• STATED PROBLEM
Show all lines from the data that include the word "Schiaparelli".

Begin ITEMS

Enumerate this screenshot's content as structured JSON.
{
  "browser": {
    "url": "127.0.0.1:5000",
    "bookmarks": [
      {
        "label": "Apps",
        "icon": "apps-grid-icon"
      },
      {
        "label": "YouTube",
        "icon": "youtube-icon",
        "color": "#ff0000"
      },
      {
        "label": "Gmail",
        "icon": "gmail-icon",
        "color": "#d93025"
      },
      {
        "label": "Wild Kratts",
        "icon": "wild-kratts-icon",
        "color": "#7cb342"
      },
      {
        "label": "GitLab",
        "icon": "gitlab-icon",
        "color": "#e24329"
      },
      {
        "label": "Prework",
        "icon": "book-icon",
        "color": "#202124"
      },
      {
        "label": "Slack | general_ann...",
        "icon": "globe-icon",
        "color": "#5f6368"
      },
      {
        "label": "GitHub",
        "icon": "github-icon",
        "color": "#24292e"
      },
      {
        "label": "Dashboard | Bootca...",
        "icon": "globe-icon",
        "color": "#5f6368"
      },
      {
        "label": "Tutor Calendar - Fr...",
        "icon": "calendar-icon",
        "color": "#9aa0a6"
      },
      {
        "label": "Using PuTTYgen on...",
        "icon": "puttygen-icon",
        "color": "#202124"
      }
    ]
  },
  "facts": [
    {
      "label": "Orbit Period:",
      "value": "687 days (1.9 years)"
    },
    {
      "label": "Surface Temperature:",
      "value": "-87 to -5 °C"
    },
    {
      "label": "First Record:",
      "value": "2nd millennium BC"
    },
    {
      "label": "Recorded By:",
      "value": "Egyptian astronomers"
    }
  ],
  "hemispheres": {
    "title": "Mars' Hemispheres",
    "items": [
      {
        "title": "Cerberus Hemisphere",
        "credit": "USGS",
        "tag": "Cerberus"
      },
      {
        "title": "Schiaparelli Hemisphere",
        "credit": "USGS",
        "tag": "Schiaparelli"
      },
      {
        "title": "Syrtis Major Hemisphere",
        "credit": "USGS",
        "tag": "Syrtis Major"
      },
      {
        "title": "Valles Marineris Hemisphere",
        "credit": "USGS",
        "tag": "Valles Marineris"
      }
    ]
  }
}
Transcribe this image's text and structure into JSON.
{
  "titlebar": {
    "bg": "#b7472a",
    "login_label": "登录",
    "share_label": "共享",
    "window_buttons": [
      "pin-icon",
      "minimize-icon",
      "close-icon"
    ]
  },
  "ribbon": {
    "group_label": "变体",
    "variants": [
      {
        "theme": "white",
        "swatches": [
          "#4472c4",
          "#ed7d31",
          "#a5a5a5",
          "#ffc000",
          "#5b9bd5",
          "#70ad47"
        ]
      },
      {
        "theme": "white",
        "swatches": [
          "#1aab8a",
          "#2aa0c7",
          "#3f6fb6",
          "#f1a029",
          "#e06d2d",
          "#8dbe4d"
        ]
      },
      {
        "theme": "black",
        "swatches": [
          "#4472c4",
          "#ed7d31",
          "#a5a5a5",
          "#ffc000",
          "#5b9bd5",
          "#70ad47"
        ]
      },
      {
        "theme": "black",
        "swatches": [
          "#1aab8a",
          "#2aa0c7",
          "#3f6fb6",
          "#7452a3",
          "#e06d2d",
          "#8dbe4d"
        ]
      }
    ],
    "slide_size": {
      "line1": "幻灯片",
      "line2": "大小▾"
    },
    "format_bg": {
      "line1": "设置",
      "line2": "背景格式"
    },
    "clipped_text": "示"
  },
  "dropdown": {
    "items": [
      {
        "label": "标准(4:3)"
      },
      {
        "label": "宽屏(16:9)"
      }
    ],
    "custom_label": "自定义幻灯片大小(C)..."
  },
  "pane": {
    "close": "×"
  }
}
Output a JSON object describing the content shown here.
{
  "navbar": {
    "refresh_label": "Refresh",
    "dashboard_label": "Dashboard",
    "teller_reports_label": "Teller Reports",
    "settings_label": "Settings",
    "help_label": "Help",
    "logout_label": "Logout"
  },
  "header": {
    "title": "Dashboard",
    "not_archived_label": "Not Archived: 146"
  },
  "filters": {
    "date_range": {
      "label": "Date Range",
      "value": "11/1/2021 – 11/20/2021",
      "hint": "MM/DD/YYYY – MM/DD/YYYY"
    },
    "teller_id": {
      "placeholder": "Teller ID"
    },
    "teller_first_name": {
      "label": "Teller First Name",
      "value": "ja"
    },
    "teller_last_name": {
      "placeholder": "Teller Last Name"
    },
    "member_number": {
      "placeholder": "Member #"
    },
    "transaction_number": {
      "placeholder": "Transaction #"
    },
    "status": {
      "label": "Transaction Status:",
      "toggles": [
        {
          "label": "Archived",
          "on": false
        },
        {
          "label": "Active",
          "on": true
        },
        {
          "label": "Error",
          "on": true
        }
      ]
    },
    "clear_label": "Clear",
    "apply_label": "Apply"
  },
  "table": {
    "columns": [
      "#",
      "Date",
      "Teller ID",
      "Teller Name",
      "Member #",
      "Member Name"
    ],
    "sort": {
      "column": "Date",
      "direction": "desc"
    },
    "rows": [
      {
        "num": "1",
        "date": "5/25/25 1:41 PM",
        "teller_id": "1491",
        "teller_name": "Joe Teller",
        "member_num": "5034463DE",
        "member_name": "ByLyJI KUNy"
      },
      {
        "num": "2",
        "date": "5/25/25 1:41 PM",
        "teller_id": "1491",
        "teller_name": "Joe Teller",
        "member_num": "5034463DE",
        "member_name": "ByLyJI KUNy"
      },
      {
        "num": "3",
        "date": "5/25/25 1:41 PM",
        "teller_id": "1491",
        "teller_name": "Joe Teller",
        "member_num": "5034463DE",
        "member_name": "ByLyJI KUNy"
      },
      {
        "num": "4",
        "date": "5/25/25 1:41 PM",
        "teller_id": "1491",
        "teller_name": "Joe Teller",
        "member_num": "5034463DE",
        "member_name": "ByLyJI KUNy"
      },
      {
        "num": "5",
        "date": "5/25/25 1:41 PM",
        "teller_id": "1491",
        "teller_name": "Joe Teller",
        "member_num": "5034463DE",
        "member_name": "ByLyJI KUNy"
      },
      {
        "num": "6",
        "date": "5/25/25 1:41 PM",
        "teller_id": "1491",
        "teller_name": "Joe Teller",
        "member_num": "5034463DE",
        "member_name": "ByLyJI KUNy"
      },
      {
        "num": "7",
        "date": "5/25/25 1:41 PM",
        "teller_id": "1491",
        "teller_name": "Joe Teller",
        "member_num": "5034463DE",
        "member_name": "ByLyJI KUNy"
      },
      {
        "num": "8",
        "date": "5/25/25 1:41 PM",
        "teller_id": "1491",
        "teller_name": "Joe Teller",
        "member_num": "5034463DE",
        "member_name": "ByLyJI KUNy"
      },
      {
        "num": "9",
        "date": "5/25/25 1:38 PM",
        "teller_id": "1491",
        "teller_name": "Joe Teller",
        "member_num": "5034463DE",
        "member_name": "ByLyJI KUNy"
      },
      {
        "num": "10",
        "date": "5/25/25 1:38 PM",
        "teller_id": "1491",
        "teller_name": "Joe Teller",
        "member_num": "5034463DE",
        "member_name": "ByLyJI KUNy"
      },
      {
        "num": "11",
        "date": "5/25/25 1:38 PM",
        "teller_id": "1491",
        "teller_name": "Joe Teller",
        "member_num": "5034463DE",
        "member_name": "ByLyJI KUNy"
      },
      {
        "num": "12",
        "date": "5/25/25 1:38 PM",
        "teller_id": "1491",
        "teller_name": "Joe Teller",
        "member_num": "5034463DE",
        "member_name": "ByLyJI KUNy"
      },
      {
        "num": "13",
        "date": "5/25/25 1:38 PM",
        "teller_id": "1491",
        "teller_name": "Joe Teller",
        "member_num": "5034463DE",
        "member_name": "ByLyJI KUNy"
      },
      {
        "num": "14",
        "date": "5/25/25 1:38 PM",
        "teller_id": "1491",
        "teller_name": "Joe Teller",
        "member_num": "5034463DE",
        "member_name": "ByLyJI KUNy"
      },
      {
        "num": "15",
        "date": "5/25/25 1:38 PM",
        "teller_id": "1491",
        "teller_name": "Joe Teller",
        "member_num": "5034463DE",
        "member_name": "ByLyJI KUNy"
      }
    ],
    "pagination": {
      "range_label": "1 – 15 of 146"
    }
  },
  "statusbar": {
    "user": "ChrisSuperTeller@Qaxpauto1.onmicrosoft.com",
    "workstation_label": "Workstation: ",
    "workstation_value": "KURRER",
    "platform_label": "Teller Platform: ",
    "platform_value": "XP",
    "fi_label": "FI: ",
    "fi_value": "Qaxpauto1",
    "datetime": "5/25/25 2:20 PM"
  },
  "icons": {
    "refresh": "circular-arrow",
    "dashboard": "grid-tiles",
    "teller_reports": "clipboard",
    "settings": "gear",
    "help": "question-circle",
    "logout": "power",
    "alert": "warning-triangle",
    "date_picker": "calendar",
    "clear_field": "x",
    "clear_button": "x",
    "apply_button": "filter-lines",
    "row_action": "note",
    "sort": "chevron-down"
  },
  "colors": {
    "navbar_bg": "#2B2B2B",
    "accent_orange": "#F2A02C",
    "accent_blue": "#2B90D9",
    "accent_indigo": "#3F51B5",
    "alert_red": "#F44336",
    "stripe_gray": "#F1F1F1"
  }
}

End ITEMS

• IN RESPONSE
        "title": "Schiaparelli Hemisphere",
        "tag": "Schiaparelli"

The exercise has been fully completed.